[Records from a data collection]
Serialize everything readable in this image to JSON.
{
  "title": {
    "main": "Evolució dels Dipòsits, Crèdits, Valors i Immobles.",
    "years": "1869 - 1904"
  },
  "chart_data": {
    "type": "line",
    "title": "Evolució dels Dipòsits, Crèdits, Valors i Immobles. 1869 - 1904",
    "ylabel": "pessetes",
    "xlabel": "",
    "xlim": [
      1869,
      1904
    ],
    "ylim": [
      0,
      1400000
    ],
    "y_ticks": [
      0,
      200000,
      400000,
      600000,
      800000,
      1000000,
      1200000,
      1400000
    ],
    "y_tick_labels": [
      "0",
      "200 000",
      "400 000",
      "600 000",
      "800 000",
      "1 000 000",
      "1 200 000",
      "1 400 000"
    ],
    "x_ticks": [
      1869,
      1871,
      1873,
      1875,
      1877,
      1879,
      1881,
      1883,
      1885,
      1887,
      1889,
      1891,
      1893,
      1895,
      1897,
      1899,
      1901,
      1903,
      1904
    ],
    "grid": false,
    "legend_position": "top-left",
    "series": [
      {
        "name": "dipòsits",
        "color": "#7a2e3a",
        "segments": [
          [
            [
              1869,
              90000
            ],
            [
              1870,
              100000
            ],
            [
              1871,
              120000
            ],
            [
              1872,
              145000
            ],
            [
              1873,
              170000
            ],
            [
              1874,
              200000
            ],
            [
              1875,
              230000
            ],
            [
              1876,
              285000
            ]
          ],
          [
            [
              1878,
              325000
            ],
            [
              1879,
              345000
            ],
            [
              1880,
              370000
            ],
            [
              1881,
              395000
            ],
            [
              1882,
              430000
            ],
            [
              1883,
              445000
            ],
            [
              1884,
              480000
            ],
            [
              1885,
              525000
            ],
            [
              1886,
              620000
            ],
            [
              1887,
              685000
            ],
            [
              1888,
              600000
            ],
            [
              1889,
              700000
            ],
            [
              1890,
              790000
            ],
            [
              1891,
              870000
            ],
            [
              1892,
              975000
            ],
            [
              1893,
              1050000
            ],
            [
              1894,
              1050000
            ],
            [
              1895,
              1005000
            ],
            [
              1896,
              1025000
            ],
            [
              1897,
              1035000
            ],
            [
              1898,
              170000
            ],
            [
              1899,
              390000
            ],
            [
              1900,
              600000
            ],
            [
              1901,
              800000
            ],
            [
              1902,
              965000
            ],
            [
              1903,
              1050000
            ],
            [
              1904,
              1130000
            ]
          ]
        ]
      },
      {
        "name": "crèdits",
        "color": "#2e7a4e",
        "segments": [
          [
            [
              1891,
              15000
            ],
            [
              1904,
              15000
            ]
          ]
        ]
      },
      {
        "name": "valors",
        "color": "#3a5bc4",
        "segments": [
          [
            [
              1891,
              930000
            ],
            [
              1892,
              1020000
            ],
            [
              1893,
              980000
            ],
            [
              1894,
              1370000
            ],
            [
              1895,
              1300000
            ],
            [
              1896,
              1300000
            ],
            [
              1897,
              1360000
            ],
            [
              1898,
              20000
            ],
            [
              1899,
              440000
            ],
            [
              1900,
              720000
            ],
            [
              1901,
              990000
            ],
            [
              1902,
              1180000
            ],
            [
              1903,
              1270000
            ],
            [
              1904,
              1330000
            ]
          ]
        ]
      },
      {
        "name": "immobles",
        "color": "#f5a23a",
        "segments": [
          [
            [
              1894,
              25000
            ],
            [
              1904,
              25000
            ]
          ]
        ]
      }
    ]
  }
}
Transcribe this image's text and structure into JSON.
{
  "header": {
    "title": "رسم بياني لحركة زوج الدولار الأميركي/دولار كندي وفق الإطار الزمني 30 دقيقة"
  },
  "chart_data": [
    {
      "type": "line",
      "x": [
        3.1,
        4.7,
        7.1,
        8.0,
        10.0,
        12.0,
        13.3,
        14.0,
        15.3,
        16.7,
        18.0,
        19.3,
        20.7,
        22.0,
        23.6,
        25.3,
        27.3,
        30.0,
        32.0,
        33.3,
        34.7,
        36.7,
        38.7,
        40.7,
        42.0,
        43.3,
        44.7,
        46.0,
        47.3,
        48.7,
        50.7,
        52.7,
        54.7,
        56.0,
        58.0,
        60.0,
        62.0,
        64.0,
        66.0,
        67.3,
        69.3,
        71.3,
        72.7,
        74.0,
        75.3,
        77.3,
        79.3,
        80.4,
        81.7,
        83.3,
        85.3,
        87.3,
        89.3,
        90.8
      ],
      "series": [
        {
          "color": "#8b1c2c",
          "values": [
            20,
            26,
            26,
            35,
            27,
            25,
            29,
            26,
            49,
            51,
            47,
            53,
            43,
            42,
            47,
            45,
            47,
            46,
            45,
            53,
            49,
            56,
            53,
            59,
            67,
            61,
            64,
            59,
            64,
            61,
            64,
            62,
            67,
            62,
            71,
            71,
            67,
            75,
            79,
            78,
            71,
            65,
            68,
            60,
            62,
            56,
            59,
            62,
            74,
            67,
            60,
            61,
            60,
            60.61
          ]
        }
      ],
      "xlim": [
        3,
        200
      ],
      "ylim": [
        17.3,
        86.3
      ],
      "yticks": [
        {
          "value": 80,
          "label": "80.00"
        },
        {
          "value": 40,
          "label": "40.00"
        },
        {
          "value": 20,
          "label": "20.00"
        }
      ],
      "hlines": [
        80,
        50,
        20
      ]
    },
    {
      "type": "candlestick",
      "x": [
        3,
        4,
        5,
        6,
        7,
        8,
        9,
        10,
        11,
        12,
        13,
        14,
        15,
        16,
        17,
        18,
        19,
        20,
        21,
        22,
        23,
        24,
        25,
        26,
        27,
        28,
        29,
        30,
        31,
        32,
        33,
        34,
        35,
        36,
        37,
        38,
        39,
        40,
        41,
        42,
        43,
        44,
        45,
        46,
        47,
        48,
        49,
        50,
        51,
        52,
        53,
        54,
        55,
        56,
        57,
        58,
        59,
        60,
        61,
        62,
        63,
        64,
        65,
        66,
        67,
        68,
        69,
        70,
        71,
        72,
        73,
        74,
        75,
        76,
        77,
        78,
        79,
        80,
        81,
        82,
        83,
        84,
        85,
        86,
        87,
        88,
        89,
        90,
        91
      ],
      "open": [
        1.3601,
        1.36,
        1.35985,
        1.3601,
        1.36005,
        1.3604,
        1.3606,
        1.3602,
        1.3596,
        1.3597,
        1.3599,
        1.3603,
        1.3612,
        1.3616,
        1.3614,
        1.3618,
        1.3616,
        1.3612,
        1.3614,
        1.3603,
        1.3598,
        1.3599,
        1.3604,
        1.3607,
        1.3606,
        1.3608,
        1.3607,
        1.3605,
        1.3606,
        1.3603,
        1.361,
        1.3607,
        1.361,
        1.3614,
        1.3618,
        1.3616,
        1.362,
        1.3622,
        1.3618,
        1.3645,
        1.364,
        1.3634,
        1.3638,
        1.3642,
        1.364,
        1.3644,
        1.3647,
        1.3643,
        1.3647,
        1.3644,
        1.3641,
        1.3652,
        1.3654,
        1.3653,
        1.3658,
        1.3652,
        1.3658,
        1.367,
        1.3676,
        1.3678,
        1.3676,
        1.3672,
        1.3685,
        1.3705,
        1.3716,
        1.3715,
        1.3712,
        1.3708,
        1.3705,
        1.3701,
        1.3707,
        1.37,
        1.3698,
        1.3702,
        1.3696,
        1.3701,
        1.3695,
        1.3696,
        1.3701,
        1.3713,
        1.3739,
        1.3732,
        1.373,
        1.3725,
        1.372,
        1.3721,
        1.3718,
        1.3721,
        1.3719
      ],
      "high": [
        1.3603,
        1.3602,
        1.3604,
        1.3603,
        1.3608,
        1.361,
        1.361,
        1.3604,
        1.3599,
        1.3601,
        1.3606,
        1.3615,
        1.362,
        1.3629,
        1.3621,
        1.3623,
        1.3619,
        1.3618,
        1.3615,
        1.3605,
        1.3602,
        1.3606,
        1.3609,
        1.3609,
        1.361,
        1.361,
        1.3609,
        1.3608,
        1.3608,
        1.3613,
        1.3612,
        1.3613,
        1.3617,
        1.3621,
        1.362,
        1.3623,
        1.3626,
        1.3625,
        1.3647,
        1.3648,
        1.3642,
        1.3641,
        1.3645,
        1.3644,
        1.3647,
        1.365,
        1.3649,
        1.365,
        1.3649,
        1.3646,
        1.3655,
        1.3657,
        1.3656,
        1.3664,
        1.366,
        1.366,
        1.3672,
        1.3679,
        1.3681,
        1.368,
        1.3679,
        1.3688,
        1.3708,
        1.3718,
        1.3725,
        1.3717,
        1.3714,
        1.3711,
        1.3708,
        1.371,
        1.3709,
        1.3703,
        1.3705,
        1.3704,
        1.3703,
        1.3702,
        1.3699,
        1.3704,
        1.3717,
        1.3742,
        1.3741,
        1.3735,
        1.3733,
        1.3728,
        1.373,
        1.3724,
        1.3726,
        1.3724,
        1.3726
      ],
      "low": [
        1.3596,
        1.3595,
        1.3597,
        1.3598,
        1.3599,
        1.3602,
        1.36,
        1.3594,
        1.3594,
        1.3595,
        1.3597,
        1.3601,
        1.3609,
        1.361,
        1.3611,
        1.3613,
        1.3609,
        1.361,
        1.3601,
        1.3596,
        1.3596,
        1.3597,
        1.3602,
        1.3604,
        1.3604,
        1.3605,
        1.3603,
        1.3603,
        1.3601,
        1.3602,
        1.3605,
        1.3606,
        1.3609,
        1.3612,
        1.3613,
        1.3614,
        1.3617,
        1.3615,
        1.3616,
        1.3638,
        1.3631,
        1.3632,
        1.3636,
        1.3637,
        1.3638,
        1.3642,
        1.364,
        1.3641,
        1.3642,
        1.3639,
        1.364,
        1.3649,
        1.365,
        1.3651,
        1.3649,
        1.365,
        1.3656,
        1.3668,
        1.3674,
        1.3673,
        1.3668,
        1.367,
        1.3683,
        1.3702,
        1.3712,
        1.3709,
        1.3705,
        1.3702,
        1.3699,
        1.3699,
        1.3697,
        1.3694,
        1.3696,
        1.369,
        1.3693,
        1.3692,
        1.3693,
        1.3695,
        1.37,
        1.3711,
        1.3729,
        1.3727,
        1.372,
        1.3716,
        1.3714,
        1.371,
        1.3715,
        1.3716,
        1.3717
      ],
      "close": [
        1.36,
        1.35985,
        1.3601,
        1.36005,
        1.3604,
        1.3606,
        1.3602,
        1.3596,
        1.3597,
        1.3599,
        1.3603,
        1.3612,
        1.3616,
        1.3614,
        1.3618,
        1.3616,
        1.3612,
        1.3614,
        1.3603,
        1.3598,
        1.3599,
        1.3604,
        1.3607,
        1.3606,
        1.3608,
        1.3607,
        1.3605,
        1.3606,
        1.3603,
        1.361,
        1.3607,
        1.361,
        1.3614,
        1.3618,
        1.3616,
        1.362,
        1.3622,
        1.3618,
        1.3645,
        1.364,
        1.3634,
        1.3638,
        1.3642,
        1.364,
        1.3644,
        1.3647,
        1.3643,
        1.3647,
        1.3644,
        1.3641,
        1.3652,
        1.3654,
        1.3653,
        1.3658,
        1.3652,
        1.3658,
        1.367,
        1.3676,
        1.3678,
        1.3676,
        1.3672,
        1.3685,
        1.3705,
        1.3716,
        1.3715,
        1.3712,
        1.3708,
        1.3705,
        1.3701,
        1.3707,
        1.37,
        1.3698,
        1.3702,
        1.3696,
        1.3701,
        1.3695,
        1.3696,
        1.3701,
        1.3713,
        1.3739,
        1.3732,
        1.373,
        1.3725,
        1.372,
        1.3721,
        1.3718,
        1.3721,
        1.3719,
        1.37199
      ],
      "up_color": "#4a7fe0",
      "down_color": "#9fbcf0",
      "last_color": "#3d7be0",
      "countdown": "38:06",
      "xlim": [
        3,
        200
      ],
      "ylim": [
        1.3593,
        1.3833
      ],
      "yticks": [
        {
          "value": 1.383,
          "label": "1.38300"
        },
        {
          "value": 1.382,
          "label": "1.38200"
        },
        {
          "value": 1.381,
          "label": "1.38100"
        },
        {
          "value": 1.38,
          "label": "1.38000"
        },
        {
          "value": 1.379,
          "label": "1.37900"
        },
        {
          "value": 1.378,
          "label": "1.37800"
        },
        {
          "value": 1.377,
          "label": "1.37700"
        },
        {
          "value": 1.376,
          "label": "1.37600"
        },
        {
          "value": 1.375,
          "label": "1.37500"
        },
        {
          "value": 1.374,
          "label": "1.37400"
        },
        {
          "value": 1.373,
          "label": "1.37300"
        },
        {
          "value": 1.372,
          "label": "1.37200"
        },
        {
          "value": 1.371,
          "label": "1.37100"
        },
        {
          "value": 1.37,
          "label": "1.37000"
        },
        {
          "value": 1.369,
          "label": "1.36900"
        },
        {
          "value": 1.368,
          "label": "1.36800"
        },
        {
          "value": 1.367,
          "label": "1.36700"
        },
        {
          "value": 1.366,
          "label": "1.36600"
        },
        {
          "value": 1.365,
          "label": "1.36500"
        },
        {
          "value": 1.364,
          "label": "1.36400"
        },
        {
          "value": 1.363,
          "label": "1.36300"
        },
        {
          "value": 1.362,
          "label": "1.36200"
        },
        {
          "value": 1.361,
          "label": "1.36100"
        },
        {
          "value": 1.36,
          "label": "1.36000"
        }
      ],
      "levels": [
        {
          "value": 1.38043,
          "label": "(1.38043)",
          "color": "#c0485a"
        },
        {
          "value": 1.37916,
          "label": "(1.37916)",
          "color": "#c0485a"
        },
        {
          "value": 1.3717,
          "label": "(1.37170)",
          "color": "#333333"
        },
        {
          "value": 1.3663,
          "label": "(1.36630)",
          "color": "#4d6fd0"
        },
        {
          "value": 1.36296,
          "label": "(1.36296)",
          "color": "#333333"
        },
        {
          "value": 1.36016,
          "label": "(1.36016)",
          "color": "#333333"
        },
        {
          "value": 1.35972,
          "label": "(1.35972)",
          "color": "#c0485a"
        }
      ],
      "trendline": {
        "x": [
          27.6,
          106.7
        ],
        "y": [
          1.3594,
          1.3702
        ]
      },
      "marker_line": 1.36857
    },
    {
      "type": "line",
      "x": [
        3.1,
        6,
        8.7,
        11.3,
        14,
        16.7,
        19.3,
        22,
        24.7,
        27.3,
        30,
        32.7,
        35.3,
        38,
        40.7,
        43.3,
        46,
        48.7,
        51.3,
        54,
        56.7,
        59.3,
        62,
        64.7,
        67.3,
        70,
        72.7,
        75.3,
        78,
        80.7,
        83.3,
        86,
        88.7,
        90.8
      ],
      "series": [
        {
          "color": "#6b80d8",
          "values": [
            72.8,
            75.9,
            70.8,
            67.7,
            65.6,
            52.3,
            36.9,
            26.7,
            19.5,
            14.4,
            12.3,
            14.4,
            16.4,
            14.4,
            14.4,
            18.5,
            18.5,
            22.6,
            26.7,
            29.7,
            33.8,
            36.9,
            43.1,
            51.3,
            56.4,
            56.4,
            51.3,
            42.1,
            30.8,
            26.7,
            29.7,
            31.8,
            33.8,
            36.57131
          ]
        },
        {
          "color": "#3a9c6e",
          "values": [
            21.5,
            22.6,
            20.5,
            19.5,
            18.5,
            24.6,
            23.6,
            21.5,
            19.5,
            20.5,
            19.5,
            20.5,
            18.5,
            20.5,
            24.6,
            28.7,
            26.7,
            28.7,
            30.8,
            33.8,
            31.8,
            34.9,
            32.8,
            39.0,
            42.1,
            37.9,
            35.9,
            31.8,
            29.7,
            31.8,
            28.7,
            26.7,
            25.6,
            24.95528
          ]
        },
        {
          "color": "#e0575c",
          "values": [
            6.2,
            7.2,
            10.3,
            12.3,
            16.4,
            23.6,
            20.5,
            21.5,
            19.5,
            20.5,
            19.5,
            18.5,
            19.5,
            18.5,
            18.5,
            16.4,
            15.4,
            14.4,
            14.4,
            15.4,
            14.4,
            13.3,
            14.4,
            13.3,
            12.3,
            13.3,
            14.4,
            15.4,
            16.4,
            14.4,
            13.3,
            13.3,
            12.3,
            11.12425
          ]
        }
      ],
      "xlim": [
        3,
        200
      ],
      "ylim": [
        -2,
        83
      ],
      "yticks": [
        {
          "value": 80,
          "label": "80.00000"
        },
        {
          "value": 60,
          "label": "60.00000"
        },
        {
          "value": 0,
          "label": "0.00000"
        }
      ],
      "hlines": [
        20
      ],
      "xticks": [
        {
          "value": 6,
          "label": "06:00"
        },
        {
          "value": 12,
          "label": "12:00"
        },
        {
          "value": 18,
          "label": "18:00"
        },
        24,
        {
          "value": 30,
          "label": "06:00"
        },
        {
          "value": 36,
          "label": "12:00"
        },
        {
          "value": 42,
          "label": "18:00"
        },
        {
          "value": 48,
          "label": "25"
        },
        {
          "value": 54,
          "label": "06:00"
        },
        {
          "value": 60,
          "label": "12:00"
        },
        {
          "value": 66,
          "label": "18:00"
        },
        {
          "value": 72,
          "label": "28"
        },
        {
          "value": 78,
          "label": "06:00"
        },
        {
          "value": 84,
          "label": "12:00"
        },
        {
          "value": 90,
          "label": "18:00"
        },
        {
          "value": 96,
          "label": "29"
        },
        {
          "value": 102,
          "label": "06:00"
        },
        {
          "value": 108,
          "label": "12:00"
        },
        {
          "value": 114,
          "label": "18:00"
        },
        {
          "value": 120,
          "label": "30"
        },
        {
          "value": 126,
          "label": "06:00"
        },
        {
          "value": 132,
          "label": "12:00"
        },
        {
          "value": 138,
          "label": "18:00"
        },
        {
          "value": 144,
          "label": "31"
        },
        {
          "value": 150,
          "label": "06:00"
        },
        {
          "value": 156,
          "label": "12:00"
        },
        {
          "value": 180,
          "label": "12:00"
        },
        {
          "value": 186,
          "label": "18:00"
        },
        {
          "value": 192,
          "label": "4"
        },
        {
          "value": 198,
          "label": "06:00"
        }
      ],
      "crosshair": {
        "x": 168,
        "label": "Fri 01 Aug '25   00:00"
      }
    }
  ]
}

- WHAT IS ASKED
Report how many lines above hold the string "name", giving nothing but the number.

- THE COMPLETED TASK
4